Give all of the lines again exactly as they read.

## BEGIN Data records

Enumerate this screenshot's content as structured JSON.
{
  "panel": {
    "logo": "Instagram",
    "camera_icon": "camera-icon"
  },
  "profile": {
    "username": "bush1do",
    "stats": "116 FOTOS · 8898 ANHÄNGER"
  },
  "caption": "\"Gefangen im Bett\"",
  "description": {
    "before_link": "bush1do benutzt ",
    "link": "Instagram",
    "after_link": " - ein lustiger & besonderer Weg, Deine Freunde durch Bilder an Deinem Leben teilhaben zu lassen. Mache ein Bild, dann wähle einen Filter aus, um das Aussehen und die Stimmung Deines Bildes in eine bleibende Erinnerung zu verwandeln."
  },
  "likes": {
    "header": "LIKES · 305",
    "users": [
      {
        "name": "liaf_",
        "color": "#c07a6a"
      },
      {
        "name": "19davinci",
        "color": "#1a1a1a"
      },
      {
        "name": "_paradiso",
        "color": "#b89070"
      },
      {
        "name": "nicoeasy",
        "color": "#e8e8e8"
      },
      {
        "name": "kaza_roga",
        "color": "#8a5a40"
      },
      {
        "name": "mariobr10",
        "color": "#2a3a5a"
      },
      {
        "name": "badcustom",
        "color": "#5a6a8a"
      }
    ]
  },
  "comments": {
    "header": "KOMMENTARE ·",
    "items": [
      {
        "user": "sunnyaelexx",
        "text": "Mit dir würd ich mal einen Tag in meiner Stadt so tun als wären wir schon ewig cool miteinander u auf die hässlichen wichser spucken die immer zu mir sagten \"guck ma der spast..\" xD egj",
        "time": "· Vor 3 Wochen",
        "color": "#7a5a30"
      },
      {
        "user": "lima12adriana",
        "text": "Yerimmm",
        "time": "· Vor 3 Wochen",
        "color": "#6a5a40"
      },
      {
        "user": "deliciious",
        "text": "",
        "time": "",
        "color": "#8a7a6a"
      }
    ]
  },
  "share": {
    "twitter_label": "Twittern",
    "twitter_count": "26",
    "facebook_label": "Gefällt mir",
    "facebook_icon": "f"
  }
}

## END Data records

Exercise response
Enumerate this screenshot's content as structured JSON.
{
  "panel": {
    "logo": "Instagram",
    "camera_icon": "camera-icon"
  },
  "profile": {
    "username": "bush1do",
    "stats": "116 FOTOS · 8898 ANHÄNGER"
  },
  "caption": "\"Gefangen im Bett\"",
  "description": {
    "before_link": "bush1do benutzt ",
    "link": "Instagram",
    "after_link": " - ein lustiger & besonderer Weg, Deine Freunde durch Bilder an Deinem Leben teilhaben zu lassen. Mache ein Bild, dann wähle einen Filter aus, um das Aussehen und die Stimmung Deines Bildes in eine bleibende Erinnerung zu verwandeln."
  },
  "likes": {
    "header": "LIKES · 305",
    "users": [
      {
        "name": "liaf_",
        "color": "#c07a6a"
      },
      {
        "name": "19davinci",
        "color": "#1a1a1a"
      },
      {
        "name": "_paradiso",
        "color": "#b89070"
      },
      {
        "name": "nicoeasy",
        "color": "#e8e8e8"
      },
      {
        "name": "kaza_roga",
        "color": "#8a5a40"
      },
      {
        "name": "mariobr10",
        "color": "#2a3a5a"
      },
      {
        "name": "badcustom",
        "color": "#5a6a8a"
      }
    ]
  },
  "comments": {
    "header": "KOMMENTARE ·",
    "items": [
      {
        "user": "sunnyaelexx",
        "text": "Mit dir würd ich mal einen Tag in meiner Stadt so tun als wären wir schon ewig cool miteinander u auf die hässlichen wichser spucken die immer zu mir sagten \"guck ma der spast..\" xD egj",
        "time": "· Vor 3 Wochen",
        "color": "#7a5a30"
      },
      {
        "user": "lima12adriana",
        "text": "Yerimmm",
        "time": "· Vor 3 Wochen",
        "color": "#6a5a40"
      },
      {
        "user": "deliciious",
        "text": "",
        "time": "",
        "color": "#8a7a6a"
      }
    ]
  },
  "share": {
    "twitter_label": "Twittern",
    "twitter_count": "26",
    "facebook_label": "Gefällt mir",
    "facebook_icon": "f"
  }
}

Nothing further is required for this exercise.